▶ [Provided data]
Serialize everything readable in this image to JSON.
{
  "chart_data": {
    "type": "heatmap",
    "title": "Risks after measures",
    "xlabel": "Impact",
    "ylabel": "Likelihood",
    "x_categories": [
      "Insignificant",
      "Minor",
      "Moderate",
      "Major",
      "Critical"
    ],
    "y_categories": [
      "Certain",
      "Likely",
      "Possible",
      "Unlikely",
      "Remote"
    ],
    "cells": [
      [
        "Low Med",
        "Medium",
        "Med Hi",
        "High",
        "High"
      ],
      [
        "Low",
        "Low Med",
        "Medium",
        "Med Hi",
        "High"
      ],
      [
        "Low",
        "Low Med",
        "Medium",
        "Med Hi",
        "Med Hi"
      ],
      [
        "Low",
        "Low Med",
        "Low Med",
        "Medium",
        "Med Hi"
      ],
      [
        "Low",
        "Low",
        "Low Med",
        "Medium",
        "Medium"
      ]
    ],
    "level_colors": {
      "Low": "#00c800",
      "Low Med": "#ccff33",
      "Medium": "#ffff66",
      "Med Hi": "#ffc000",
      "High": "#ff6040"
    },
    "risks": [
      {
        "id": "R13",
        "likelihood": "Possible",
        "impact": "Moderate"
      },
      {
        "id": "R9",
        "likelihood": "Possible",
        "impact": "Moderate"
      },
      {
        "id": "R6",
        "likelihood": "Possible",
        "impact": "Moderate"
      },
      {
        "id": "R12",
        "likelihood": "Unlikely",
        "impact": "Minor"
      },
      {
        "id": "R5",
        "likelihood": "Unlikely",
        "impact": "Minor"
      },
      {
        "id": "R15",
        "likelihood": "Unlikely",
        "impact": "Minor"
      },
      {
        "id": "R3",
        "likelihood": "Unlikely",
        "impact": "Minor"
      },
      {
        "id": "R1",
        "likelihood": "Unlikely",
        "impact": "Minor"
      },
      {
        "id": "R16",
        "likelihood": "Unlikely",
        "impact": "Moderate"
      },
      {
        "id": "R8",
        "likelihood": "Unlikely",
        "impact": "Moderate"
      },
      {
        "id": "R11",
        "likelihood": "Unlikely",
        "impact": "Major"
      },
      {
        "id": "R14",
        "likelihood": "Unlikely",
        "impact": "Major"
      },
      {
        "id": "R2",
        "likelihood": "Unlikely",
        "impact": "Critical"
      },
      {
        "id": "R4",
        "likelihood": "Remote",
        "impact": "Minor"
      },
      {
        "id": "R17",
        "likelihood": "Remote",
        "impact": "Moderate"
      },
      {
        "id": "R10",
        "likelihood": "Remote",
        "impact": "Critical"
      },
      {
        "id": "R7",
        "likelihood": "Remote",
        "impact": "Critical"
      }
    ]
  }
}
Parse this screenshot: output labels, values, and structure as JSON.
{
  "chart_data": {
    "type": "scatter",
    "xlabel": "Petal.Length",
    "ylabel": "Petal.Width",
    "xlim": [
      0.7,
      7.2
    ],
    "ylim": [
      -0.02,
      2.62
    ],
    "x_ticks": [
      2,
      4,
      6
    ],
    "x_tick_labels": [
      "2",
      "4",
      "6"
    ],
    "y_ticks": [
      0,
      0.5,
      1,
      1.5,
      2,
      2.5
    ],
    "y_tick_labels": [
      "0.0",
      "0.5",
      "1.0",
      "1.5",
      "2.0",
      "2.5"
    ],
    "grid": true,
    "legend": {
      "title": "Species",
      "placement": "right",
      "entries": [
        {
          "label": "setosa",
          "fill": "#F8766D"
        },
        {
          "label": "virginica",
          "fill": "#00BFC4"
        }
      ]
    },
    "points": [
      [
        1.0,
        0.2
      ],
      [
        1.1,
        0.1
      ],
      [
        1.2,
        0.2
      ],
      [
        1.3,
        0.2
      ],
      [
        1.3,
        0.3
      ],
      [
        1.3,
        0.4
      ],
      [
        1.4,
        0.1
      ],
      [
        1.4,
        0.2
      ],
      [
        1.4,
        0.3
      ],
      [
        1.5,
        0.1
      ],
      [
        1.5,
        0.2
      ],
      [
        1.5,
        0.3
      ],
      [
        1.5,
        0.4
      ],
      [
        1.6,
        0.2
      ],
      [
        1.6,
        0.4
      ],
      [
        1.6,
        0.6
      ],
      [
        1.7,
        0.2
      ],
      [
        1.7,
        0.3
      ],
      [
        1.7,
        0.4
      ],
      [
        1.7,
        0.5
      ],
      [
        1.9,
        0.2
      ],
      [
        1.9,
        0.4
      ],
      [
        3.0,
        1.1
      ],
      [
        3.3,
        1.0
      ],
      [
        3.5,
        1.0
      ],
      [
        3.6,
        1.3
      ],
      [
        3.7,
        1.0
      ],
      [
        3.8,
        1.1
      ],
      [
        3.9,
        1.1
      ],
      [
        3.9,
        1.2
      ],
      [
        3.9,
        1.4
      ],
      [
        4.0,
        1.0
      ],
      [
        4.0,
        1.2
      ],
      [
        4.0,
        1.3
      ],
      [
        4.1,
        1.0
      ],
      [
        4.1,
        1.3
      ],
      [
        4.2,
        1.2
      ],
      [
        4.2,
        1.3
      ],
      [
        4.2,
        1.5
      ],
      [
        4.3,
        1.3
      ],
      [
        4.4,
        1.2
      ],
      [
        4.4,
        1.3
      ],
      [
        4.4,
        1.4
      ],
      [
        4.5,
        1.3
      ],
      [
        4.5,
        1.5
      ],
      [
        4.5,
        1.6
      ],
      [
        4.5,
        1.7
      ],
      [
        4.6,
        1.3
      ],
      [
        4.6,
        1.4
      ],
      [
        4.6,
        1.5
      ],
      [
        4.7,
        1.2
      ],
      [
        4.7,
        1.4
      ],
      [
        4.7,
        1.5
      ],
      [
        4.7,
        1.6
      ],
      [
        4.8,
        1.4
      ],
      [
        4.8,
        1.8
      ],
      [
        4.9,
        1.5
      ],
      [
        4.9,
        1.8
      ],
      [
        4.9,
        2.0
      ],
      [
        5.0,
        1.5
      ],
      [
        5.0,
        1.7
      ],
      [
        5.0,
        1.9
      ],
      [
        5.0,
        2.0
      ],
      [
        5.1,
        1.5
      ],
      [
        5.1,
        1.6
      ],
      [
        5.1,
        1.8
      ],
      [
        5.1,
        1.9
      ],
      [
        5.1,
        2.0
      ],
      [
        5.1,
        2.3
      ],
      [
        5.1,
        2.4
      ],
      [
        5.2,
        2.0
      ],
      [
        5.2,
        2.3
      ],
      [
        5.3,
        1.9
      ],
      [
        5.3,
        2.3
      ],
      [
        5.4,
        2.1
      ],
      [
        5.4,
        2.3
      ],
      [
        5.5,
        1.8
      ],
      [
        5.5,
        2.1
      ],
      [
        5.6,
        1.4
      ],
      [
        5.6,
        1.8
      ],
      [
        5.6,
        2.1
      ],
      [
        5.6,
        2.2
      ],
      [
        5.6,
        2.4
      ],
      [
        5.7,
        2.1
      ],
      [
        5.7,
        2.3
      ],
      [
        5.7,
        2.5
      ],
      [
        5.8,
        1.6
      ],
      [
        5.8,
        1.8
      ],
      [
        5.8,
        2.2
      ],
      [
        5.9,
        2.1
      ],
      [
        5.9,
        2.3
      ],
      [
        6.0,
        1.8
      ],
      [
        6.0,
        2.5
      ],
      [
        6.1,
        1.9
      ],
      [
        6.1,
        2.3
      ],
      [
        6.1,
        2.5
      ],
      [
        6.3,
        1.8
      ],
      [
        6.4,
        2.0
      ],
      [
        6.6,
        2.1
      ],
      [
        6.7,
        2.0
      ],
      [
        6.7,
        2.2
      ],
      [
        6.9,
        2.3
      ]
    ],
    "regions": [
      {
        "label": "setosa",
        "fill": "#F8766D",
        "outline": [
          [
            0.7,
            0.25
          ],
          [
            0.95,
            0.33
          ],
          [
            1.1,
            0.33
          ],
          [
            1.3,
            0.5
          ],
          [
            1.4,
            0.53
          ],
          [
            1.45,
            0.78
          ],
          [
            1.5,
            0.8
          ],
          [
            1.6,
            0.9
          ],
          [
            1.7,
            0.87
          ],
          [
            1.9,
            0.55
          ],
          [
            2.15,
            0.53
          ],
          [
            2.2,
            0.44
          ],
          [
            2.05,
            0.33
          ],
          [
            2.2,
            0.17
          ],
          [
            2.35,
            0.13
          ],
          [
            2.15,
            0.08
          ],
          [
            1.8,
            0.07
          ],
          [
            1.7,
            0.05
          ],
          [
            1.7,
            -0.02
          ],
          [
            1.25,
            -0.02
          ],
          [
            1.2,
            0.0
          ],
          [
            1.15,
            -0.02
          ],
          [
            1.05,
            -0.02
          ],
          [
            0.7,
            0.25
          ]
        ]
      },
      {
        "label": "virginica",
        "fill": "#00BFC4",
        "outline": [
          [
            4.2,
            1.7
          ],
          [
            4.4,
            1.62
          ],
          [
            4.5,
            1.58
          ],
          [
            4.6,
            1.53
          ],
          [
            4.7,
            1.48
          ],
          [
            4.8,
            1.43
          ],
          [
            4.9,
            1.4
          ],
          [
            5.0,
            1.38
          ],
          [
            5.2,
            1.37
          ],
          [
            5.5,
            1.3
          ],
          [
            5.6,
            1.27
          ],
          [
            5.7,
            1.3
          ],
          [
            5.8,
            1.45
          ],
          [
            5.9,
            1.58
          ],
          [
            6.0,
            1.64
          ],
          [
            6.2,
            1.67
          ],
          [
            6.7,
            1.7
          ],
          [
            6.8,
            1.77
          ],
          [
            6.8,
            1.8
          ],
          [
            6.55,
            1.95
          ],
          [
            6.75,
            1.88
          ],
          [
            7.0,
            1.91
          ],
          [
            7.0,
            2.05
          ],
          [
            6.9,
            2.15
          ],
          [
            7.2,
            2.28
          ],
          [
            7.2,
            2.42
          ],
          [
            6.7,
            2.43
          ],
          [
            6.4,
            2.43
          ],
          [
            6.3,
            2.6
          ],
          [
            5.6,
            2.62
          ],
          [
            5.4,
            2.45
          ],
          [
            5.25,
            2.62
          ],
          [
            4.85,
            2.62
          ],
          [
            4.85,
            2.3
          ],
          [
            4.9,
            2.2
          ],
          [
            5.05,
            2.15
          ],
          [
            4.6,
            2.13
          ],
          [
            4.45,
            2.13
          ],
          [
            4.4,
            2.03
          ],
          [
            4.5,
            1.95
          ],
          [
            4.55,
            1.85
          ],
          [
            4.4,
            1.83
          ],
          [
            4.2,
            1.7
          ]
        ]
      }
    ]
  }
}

▶ [Problem] Working from the entries above, return all lines that contain "Petal".

▶ [Correct response]
    "xlabel": "Petal.Length",
    "ylabel": "Petal.Width",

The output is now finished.